**EXERCISE REQUIREMENTS:** Your task is to transcribe all of the records exactly and leave out the pictures.

>> BEGIN

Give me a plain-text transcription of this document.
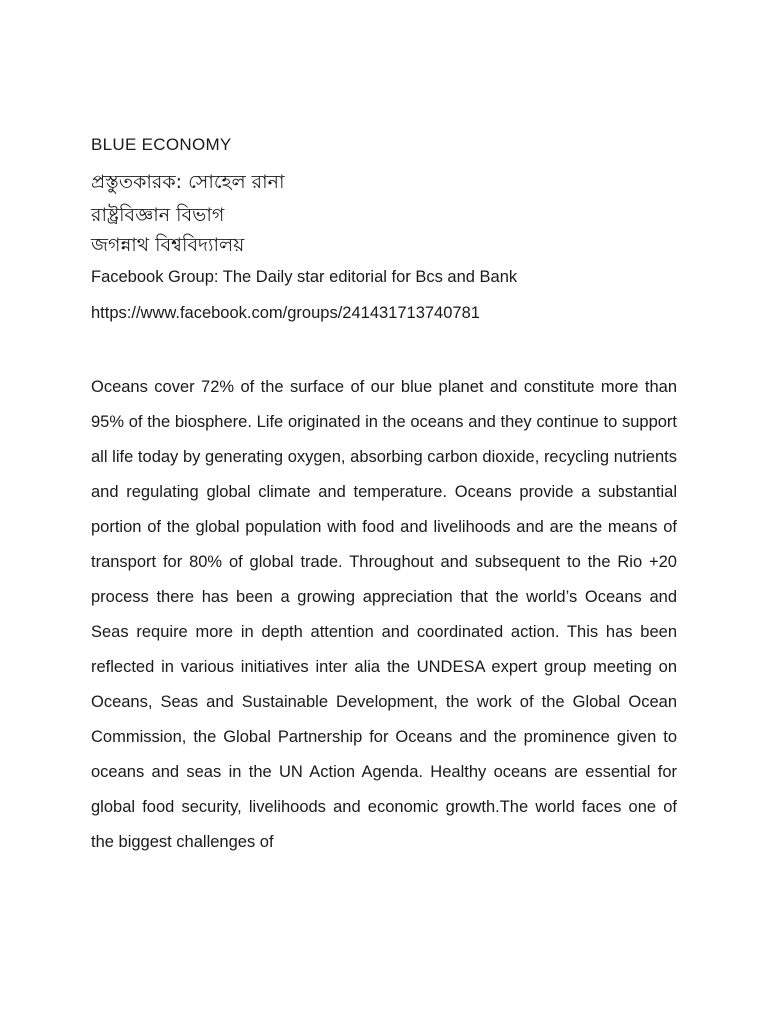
BLUE ECONOMY
প্রস্তুতকারক: সোহেল রানা
রাষ্ট্রবিজ্ঞান বিভাগ
জগন্নাথ বিশ্ববিদ্যালয়
Facebook Group: The Daily star editorial for Bcs and Bank
https://www.facebook.com/groups/241431713740781

Oceans cover 72% of the surface of our blue planet and constitute more than 95% of the biosphere. Life originated in the oceans and they continue to support all life today by generating oxygen, absorbing carbon dioxide, recycling nutrients and regulating global climate and temperature. Oceans provide a substantial portion of the global population with food and livelihoods and are the means of transport for 80% of global trade. Throughout and subsequent to the Rio +20 process there has been a growing appreciation that the world’s Oceans and Seas require more in depth attention and coordinated action. This has been reflected in various initiatives inter alia the UNDESA expert group meeting on Oceans, Seas and Sustainable Development, the work of the Global Ocean Commission, the Global Partnership for Oceans and the prominence given to oceans and seas in the UN Action Agenda. Healthy oceans are essential for global food security, livelihoods and economic growth.The world faces one of the biggest challenges of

>> END

**COMPLETED TASK:**
Give me a plain-text transcription of this document.
BLUE ECONOMY
প্রস্তুতকারক: সোহেল রানা
রাষ্ট্রবিজ্ঞান বিভাগ
জগন্নাথ বিশ্ববিদ্যালয়
Facebook Group: The Daily star editorial for Bcs and Bank
https://www.facebook.com/groups/241431713740781

Oceans cover 72% of the surface of our blue planet and constitute more than 95% of the biosphere. Life originated in the oceans and they continue to support all life today by generating oxygen, absorbing carbon dioxide, recycling nutrients and regulating global climate and temperature. Oceans provide a substantial portion of the global population with food and livelihoods and are the means of transport for 80% of global trade. Throughout and subsequent to the Rio +20 process there has been a growing appreciation that the world’s Oceans and Seas require more in depth attention and coordinated action. This has been reflected in various initiatives inter alia the UNDESA expert group meeting on Oceans, Seas and Sustainable Development, the work of the Global Ocean Commission, the Global Partnership for Oceans and the prominence given to oceans and seas in the UN Action Agenda. Healthy oceans are essential for global food security, livelihoods and economic growth.The world faces one of the biggest challenges of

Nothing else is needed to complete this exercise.